Dataset items
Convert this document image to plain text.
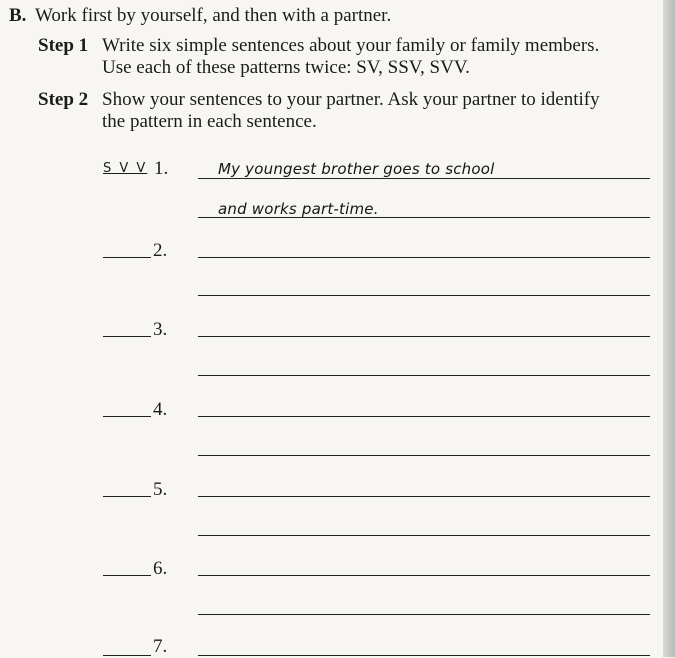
B. Work first by yourself, and then with a partner.
Step 1 Write six simple sentences about your family or family members.
Use each of these patterns twice: SV, SSV, SVV.
Step 2 Show your sentences to your partner. Ask your partner to identify
the pattern in each sentence.
S V V 1.	My youngest brother goes to school
and works part-time.
2.
3.
4.
5.
6.
7.
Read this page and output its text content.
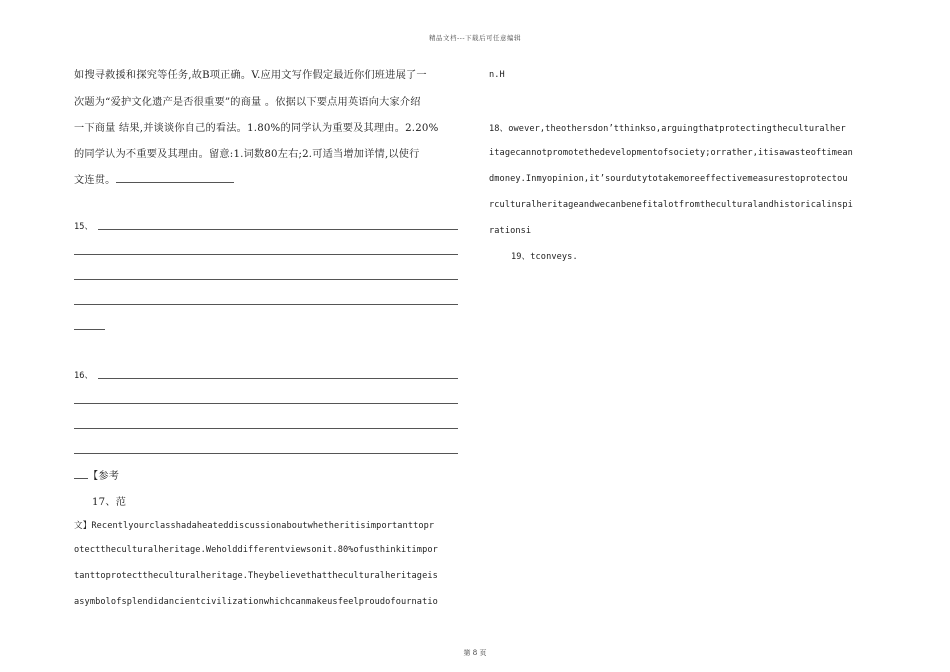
精品文档---下载后可任意编辑
如搜寻救援和探究等任务,故B项正确。V.应用文写作假定最近你们班进展了一
次题为“爱护文化遗产是否很重要”的商量 。依据以下要点用英语向大家介绍
一下商量 结果,并谈谈你自己的看法。1.80%的同学认为重要及其理由。2.20%
的同学认为不重要及其理由。留意:1.词数80左右;2.可适当增加详情,以使行
文连贯。
15、
16、
【参考
17、范
文】Recentlyourclasshadaheateddiscussionaboutwhetheritisimportanttopr
otecttheculturalheritage.Weholddifferentviewsonit.80%ofusthinkitimpor
tanttoprotecttheculturalheritage.Theybelievethattheculturalheritageis
asymbolofsplendidancientcivilizationwhichcanmakeusfeelproudofournatio
n.H
18、owever,theothersdon’tthinkso,arguingthatprotectingtheculturalher
itagecannotpromotethedevelopmentofsociety;orrather,itisawasteoftimean
dmoney.Inmyopinion,it’sourdutytotakemoreeffectivemeasurestoprotectou
rculturalheritageandwecanbenefitalotfromtheculturalandhistoricalinspi
rationsi
19、tconveys.
第 8 页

- **WORK TO DO**
All lines holding the word "this" should be picked out and copied.

- **RESULT**
Convert this document image to plain text.
Read this page and output its text content.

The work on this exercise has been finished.